■ **TEXTO DA PÁGINA**:
Acho a construção das personagens igualmente perfeita. Para lá da sua personagem, Roseline e Lorene são personagens muito complexas porque, no fundo, elas adoram os animais. Sobretudo, o final é muito complicado, digamos assim. Portanto, qual acha que é o verdadeiro objetivo delas em matar o Cosmos?

De qualquer forma, a Lorene, para mim, é a personagem feminista do filme. Porque é uma mulher que foi mordida na cara. Ela está na Suíça, faz limpezas em casas, mas ela comporta-se como uma mulher livre o tempo todo. E é uma mulher que vai ganhando cada vez mais a sua liberdade. Conhecemo-la num salão de beleza onde ela vai tentar remover a ferida. É por isso que ela apresenta queixa, para ter dinheiro para reconstruir a sua cara. Mas é uma mulher que vai guardar a sua cara tal como está. E que se vai libertar disso.

E eu tinha uma frase que cortei na montagem. A personagem Lorene, Anabela Moreira, na última sequência do tribunal, de repente, ouvimo-la dizer: “Quero que deixemos este cão em paz”. Era muito bonito, mas com a cara dela, já o compreendíamos. Portanto, cortei a frase. É uma mulher que também se vai reconhecer no cão, a certa altura.

Também acho, sim.

Joachim

A propósito do Joachim, pensei também que é uma outra personagem muito complexa e penso também que ele poderia ter o seu próprio filme. Não sei se é uma ideia que tem, mas penso nisso porque há uma história com a família dele que poderia ser um outro filme paralelo, digamos assim.

■ **DADOS FORNECIDOS**:
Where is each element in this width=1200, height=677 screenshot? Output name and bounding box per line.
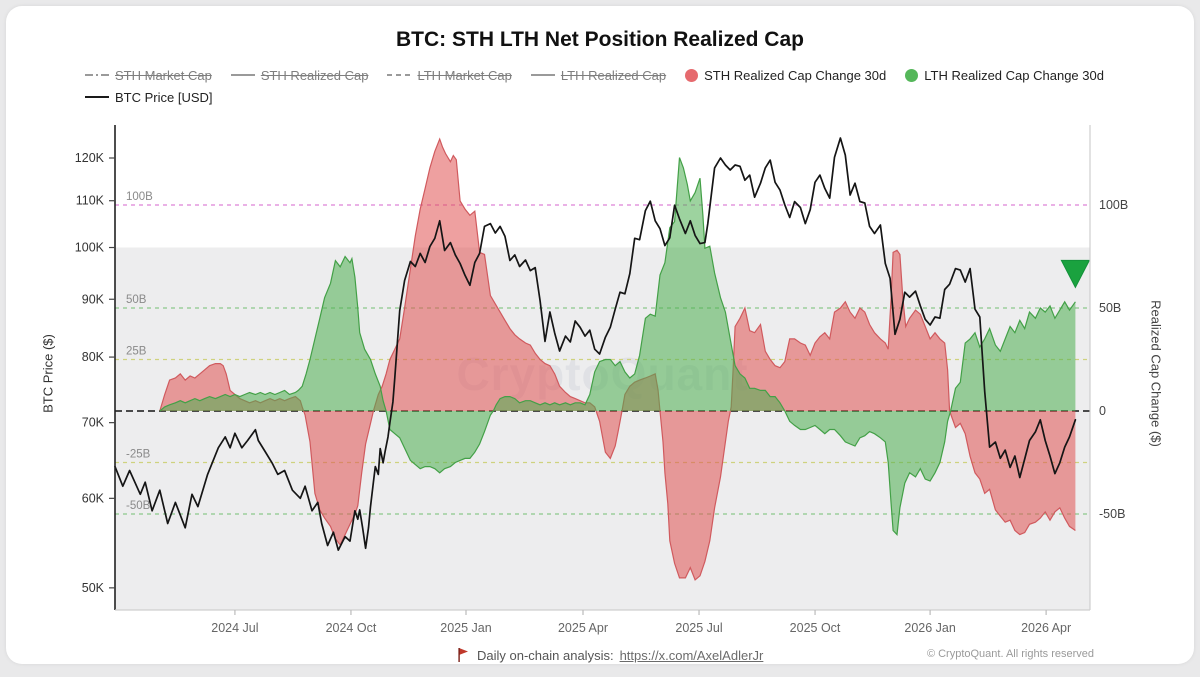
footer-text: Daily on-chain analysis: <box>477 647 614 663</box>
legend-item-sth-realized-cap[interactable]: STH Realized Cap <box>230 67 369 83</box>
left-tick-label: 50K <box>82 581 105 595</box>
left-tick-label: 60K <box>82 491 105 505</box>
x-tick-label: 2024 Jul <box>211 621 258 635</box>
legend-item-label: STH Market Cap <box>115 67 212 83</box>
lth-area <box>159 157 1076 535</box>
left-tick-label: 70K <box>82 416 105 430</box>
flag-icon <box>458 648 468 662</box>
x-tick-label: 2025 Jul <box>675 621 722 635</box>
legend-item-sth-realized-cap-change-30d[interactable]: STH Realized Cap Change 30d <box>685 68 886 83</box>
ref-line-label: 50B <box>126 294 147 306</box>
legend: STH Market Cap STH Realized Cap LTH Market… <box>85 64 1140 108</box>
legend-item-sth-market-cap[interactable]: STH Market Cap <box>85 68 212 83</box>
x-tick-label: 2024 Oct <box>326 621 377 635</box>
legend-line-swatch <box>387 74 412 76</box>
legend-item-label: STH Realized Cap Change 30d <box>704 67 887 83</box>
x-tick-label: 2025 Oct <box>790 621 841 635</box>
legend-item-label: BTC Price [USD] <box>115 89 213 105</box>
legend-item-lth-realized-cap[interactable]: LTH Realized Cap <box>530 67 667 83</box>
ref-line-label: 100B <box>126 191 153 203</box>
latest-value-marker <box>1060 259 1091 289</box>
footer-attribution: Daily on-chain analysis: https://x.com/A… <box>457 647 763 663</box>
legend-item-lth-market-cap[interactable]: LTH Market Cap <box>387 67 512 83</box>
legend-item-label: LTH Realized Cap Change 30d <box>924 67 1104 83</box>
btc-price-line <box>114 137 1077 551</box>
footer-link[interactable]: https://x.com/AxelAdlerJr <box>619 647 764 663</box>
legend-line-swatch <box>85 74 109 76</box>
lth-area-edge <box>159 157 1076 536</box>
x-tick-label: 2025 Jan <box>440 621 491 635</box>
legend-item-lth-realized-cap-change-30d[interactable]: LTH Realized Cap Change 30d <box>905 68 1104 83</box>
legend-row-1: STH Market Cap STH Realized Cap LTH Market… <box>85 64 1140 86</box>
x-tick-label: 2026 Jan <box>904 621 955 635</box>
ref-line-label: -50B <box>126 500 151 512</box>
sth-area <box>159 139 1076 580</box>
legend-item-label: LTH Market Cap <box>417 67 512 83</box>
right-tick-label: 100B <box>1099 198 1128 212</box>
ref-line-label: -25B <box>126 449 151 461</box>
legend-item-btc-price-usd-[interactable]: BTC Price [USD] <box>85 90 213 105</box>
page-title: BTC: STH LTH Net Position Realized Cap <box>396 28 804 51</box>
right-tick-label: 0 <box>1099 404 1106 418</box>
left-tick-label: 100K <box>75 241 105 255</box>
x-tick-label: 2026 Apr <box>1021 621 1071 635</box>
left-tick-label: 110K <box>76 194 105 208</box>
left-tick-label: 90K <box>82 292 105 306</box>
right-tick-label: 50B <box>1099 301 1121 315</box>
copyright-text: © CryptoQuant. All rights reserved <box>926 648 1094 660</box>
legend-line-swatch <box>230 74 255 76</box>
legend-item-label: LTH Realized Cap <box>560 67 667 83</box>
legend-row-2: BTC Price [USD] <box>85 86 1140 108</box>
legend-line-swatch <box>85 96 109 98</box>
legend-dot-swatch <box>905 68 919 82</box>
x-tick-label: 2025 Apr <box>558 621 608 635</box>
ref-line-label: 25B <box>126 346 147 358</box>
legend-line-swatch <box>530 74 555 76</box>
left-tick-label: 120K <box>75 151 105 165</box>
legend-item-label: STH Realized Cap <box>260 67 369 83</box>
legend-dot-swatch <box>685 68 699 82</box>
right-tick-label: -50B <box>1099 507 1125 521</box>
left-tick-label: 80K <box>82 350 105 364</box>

■ **TAREFAS PROPOSTAS**:
1 - Enumere todos os nomes próprios que aparecem na entrevista sobre o filme.
2 - Retome a entrevista sobre o filme a partir do ponto em que termina.

■ **RESPOSTAS ÀS TAREFAS**:
1 - Roseline, Lorene, Cosmos, Suíça, Anabela Moreira, Joachim

2 -
Sim, de facto, ele poderia ter a sua própria história. Gostaríamos de saber mais sobre o que se passa na vida dele, o que vai ser desta criança também. Portanto, é uma criança que é vítima de violência. Não sabemos exatamente como. E é uma criança que tem uma personalidade muito louca, muito forte, muito engraçada, muito intensa e que esconde os seus segredos. E é uma criança que também admira muito as pessoas que vingaram na vida e que são vítimas de violência. É isso.

E, não sei, é verdade que eu… No início, no final do filme, ele tinha encontrado a sua coisa, que é subir aos telhados dos prédios. Ele fazia parkour, sabe? Ele fazia isso. Ah, sim, peço desculpa, não sei se estou a ser clara. O parkour… mas não há parkour! Ah, sim, ele faz um pouco na janela. Mas no argumento, víamo-lo no telhado de um prédio a saltar coisas. A sensação de risco, de facto.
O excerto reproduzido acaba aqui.